*Given data*:

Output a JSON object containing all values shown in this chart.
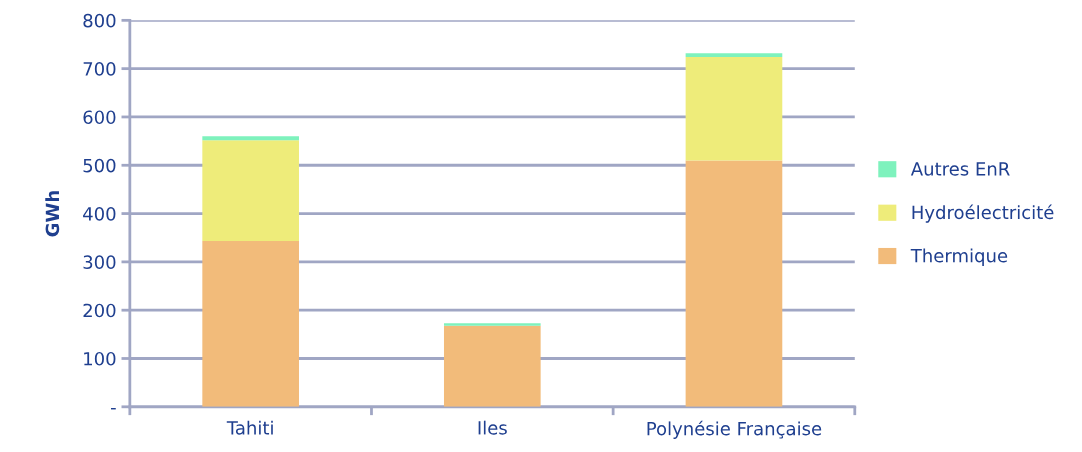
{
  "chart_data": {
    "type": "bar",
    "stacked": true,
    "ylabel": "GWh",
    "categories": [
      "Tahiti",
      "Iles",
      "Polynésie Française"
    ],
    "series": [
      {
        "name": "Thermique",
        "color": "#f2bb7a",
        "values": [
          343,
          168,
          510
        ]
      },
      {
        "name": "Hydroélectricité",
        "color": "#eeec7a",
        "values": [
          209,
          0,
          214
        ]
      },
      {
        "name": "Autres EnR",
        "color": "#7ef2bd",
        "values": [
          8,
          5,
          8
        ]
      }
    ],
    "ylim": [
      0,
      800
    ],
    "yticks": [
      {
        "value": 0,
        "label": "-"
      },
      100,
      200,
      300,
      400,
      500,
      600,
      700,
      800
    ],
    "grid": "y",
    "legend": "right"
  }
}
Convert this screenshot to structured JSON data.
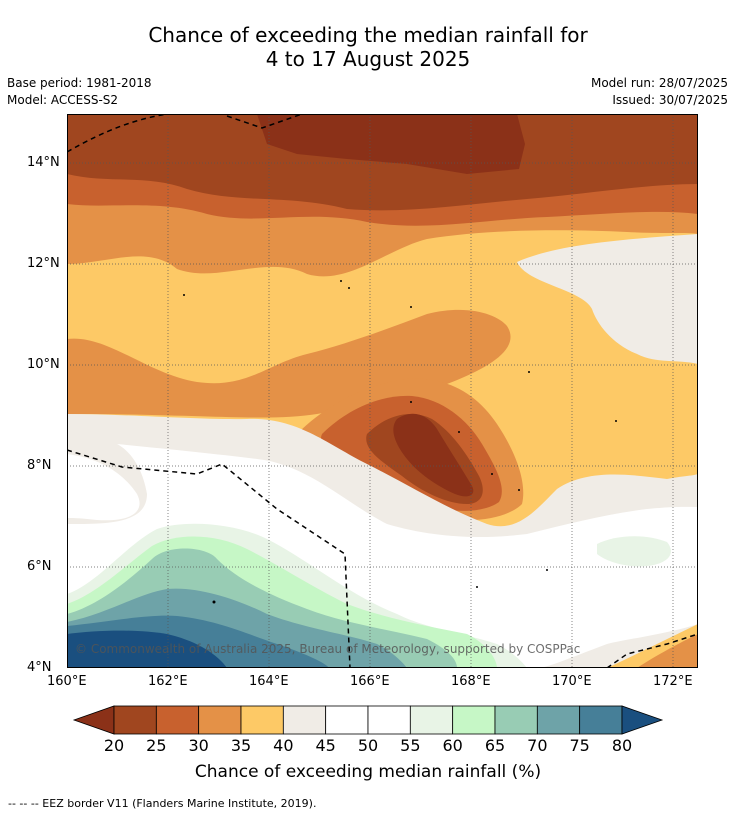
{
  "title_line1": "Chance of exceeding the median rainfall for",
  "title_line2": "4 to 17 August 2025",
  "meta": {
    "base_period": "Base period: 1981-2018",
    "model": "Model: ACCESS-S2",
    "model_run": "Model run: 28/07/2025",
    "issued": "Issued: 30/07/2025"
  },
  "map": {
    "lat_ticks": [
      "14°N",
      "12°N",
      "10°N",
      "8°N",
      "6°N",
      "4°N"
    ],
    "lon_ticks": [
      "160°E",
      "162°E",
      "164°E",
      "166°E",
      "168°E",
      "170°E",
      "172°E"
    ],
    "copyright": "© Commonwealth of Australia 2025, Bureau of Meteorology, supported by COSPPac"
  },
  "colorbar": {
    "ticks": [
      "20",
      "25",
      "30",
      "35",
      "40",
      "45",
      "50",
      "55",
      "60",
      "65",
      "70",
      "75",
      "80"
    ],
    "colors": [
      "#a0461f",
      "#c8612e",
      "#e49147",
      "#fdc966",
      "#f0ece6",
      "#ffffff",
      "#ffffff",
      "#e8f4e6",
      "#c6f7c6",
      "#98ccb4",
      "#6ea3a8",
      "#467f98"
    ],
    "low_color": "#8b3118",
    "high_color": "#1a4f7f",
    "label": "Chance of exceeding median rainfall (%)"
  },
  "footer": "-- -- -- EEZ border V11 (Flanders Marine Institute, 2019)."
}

*What you will do*: From the listing, extract all text exactly as given and drop any picture.

*Solution below*:
Output a JSON object containing all values shown in this chart.
{
  "chart_data": {
    "type": "bar",
    "stacked": true,
    "ylabel": "GWh",
    "categories": [
      "Tahiti",
      "Iles",
      "Polynésie Française"
    ],
    "series": [
      {
        "name": "Thermique",
        "color": "#f2bb7a",
        "values": [
          343,
          168,
          510
        ]
      },
      {
        "name": "Hydroélectricité",
        "color": "#eeec7a",
        "values": [
          209,
          0,
          214
        ]
      },
      {
        "name": "Autres EnR",
        "color": "#7ef2bd",
        "values": [
          8,
          5,
          8
        ]
      }
    ],
    "ylim": [
      0,
      800
    ],
    "yticks": [
      {
        "value": 0,
        "label": "-"
      },
      100,
      200,
      300,
      400,
      500,
      600,
      700,
      800
    ],
    "grid": "y",
    "legend": "right"
  }
}
Convert this screenshot to structured JSON data.
{
  "title_line1": "Chance of exceeding the median rainfall for",
  "title_line2": "4 to 17 August 2025",
  "meta": {
    "base_period": "Base period: 1981-2018",
    "model": "Model: ACCESS-S2",
    "model_run": "Model run: 28/07/2025",
    "issued": "Issued: 30/07/2025"
  },
  "map": {
    "lat_ticks": [
      "14°N",
      "12°N",
      "10°N",
      "8°N",
      "6°N",
      "4°N"
    ],
    "lon_ticks": [
      "160°E",
      "162°E",
      "164°E",
      "166°E",
      "168°E",
      "170°E",
      "172°E"
    ],
    "copyright": "© Commonwealth of Australia 2025, Bureau of Meteorology, supported by COSPPac"
  },
  "colorbar": {
    "ticks": [
      "20",
      "25",
      "30",
      "35",
      "40",
      "45",
      "50",
      "55",
      "60",
      "65",
      "70",
      "75",
      "80"
    ],
    "colors": [
      "#a0461f",
      "#c8612e",
      "#e49147",
      "#fdc966",
      "#f0ece6",
      "#ffffff",
      "#ffffff",
      "#e8f4e6",
      "#c6f7c6",
      "#98ccb4",
      "#6ea3a8",
      "#467f98"
    ],
    "low_color": "#8b3118",
    "high_color": "#1a4f7f",
    "label": "Chance of exceeding median rainfall (%)"
  },
  "footer": "-- -- -- EEZ border V11 (Flanders Marine Institute, 2019)."
}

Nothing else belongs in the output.